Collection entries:
==================================================
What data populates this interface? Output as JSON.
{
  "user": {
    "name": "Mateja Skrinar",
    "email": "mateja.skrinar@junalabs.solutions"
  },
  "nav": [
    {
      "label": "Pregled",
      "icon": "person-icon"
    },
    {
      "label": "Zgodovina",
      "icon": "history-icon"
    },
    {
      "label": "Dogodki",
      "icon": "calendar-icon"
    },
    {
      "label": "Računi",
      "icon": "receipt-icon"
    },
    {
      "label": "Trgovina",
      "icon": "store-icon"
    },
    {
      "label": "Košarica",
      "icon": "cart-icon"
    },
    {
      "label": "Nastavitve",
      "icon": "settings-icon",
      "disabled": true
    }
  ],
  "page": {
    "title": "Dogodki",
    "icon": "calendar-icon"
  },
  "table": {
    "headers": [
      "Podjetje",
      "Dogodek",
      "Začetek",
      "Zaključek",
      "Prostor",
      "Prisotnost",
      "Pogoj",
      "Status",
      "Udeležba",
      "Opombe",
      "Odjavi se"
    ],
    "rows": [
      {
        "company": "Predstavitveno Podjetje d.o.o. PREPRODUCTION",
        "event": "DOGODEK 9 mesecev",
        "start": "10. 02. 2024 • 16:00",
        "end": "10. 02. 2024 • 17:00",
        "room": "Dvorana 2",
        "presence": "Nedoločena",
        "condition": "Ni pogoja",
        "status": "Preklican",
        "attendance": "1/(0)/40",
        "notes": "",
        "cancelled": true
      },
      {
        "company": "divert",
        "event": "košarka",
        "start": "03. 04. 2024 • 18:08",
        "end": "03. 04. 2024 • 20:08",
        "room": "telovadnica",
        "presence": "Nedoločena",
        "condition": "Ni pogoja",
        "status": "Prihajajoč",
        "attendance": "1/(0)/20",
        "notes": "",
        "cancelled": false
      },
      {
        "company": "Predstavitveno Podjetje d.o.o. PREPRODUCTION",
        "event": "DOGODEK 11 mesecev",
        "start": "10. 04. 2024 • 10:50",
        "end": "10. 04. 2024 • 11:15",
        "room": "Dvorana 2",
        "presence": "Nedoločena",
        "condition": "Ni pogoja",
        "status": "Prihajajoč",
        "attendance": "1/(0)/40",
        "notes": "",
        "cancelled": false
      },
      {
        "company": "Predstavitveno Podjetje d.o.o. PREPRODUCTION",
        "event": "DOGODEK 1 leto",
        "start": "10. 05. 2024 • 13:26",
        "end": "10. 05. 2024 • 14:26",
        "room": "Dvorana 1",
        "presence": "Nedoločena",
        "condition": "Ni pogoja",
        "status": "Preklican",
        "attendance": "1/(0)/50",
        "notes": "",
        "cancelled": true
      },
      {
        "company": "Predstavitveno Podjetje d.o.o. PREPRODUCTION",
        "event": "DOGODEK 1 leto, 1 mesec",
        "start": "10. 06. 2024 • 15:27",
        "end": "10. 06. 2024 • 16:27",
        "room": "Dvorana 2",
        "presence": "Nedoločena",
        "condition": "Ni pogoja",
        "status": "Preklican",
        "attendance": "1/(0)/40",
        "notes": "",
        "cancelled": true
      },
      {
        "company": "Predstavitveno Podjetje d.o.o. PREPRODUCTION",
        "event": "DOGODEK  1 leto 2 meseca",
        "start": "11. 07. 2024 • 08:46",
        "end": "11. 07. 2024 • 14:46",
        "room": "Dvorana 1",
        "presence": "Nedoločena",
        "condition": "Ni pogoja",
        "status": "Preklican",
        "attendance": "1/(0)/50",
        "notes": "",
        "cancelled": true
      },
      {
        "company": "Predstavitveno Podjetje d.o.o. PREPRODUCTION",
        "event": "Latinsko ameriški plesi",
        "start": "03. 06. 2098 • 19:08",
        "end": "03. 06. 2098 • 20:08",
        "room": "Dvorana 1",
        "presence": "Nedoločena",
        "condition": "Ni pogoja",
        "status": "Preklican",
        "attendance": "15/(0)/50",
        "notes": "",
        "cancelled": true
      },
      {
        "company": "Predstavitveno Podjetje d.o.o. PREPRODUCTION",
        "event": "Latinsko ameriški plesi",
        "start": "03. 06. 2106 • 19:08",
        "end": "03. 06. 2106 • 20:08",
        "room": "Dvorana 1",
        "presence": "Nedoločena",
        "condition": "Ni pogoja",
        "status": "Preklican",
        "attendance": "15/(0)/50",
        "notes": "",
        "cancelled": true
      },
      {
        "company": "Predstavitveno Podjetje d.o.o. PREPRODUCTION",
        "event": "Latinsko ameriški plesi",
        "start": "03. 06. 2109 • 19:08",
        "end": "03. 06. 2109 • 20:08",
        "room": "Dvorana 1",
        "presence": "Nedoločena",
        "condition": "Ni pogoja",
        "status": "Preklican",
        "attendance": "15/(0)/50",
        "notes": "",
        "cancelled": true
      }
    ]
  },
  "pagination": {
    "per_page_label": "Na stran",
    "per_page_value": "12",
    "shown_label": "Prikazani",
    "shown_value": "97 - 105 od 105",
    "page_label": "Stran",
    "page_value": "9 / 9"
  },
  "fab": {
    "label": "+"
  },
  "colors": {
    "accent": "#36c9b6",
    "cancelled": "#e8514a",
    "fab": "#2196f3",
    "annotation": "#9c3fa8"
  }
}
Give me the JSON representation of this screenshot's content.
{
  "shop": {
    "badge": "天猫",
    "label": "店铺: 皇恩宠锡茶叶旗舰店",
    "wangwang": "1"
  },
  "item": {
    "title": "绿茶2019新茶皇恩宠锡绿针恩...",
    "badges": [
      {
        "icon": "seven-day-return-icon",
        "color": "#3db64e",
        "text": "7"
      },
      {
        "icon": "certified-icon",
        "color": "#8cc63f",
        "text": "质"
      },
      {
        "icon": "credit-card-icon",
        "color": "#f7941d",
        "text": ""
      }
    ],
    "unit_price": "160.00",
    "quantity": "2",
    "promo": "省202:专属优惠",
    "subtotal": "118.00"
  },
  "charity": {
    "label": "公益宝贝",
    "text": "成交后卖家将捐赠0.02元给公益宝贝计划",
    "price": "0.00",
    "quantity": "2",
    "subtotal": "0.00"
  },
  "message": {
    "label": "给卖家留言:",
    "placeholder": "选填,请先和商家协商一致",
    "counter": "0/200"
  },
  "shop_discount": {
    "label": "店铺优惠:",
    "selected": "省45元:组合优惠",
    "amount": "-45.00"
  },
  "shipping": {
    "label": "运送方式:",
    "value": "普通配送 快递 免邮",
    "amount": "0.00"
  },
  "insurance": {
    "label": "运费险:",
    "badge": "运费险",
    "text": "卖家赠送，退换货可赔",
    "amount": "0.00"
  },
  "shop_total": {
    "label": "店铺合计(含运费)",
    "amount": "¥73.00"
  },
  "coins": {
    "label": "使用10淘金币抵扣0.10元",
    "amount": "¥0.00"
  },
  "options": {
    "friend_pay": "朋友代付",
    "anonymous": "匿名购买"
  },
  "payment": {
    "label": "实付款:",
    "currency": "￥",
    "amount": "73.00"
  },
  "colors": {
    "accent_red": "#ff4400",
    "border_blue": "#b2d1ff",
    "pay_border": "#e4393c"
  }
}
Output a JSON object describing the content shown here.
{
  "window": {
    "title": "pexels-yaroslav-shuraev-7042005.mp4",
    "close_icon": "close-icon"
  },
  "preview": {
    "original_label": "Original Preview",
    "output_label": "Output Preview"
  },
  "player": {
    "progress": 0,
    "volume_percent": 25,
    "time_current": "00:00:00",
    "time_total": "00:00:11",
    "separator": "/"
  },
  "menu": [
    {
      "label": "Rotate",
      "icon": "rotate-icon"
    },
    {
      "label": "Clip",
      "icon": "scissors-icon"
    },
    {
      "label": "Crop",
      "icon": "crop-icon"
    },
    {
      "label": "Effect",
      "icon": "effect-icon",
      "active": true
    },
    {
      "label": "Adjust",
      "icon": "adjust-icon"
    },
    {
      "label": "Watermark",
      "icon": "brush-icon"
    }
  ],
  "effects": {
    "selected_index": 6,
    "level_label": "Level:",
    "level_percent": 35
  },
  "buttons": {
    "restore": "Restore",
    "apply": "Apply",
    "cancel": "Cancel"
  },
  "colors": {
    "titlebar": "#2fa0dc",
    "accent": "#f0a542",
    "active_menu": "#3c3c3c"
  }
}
==================================================
**Given instruction:** Every line that holds the word "this" should be extracted.

**Final answer:**
What data populates this interface? Output as JSON.
Give me the JSON representation of this screenshot's content.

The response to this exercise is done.